WRITTEN INSTRUCTION:
Repeat the records word for word, excluding any picture.

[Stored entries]
>>

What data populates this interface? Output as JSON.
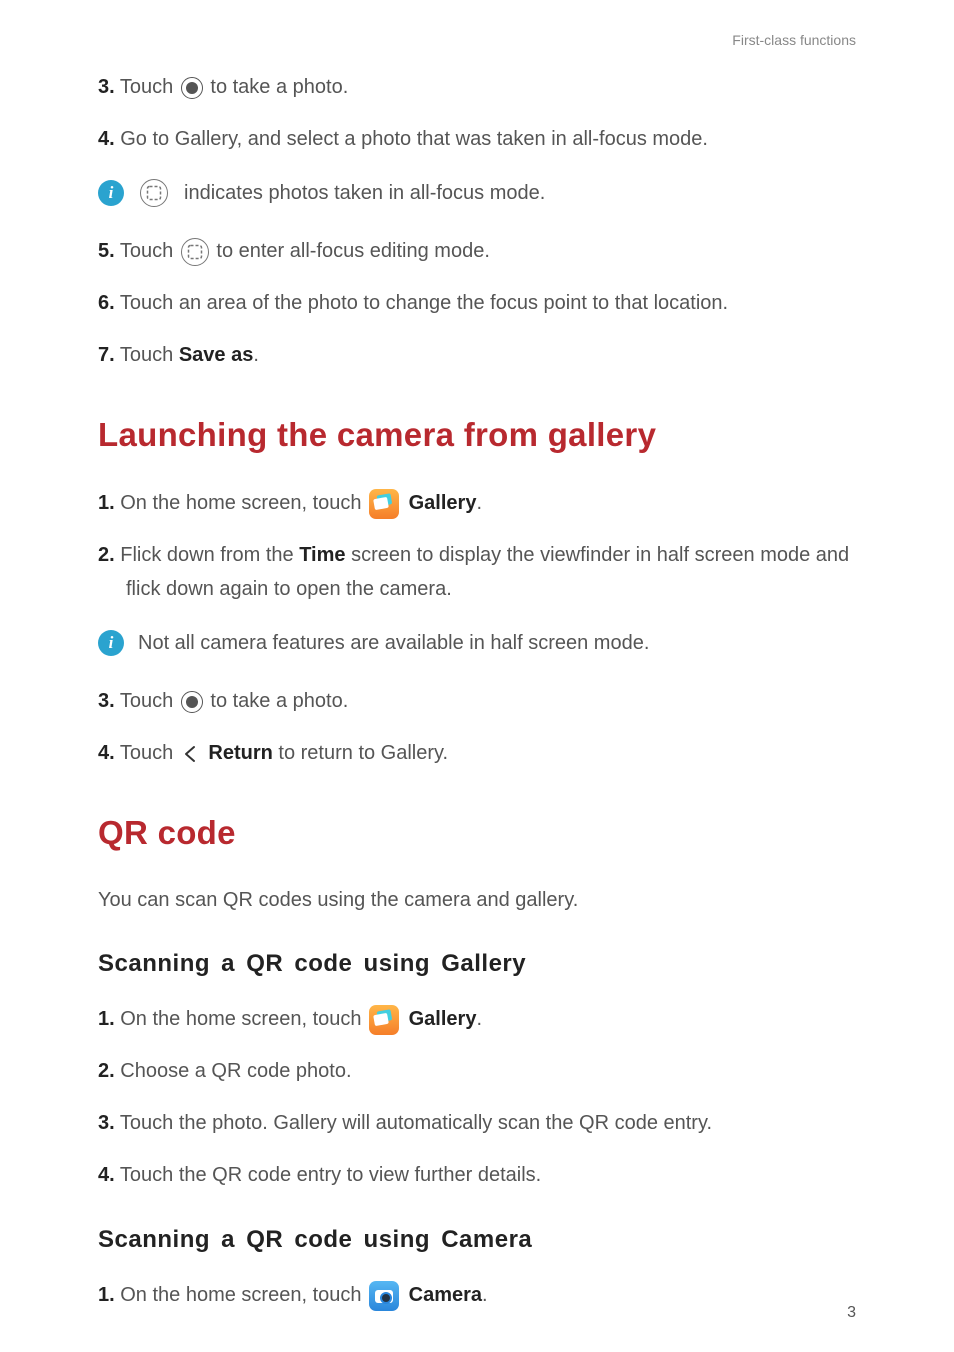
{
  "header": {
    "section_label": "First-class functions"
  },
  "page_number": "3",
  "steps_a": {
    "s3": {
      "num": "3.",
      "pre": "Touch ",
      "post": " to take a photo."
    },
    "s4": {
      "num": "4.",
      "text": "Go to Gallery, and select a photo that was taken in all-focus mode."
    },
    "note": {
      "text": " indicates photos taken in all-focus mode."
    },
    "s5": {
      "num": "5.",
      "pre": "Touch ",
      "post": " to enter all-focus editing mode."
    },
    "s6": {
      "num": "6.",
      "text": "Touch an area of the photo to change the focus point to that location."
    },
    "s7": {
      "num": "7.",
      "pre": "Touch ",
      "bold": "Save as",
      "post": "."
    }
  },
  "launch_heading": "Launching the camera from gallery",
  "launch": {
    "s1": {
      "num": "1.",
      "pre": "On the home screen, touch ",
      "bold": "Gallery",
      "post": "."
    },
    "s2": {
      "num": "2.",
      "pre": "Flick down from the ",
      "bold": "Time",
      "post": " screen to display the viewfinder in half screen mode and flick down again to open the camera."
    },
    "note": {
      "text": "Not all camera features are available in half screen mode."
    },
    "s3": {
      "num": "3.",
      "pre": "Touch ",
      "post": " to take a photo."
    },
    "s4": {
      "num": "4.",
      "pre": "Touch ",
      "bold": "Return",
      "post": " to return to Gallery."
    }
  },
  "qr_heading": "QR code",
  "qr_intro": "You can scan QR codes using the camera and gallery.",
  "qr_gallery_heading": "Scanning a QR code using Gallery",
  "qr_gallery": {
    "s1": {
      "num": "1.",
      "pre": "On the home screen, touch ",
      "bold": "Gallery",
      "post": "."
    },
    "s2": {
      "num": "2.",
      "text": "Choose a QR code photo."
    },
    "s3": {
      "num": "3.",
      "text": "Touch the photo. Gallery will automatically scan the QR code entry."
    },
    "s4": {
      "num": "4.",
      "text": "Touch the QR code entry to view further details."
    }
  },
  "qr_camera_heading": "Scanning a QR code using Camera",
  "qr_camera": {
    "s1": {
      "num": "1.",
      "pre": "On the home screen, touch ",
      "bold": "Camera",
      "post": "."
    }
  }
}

<<

ANSWER BELOW:
What data populates this interface? Output as JSON.
{
  "header": {
    "section_label": "First-class functions"
  },
  "page_number": "3",
  "steps_a": {
    "s3": {
      "num": "3.",
      "pre": "Touch ",
      "post": " to take a photo."
    },
    "s4": {
      "num": "4.",
      "text": "Go to Gallery, and select a photo that was taken in all-focus mode."
    },
    "note": {
      "text": " indicates photos taken in all-focus mode."
    },
    "s5": {
      "num": "5.",
      "pre": "Touch ",
      "post": " to enter all-focus editing mode."
    },
    "s6": {
      "num": "6.",
      "text": "Touch an area of the photo to change the focus point to that location."
    },
    "s7": {
      "num": "7.",
      "pre": "Touch ",
      "bold": "Save as",
      "post": "."
    }
  },
  "launch_heading": "Launching the camera from gallery",
  "launch": {
    "s1": {
      "num": "1.",
      "pre": "On the home screen, touch ",
      "bold": "Gallery",
      "post": "."
    },
    "s2": {
      "num": "2.",
      "pre": "Flick down from the ",
      "bold": "Time",
      "post": " screen to display the viewfinder in half screen mode and flick down again to open the camera."
    },
    "note": {
      "text": "Not all camera features are available in half screen mode."
    },
    "s3": {
      "num": "3.",
      "pre": "Touch ",
      "post": " to take a photo."
    },
    "s4": {
      "num": "4.",
      "pre": "Touch ",
      "bold": "Return",
      "post": " to return to Gallery."
    }
  },
  "qr_heading": "QR code",
  "qr_intro": "You can scan QR codes using the camera and gallery.",
  "qr_gallery_heading": "Scanning a QR code using Gallery",
  "qr_gallery": {
    "s1": {
      "num": "1.",
      "pre": "On the home screen, touch ",
      "bold": "Gallery",
      "post": "."
    },
    "s2": {
      "num": "2.",
      "text": "Choose a QR code photo."
    },
    "s3": {
      "num": "3.",
      "text": "Touch the photo. Gallery will automatically scan the QR code entry."
    },
    "s4": {
      "num": "4.",
      "text": "Touch the QR code entry to view further details."
    }
  },
  "qr_camera_heading": "Scanning a QR code using Camera",
  "qr_camera": {
    "s1": {
      "num": "1.",
      "pre": "On the home screen, touch ",
      "bold": "Camera",
      "post": "."
    }
  }
}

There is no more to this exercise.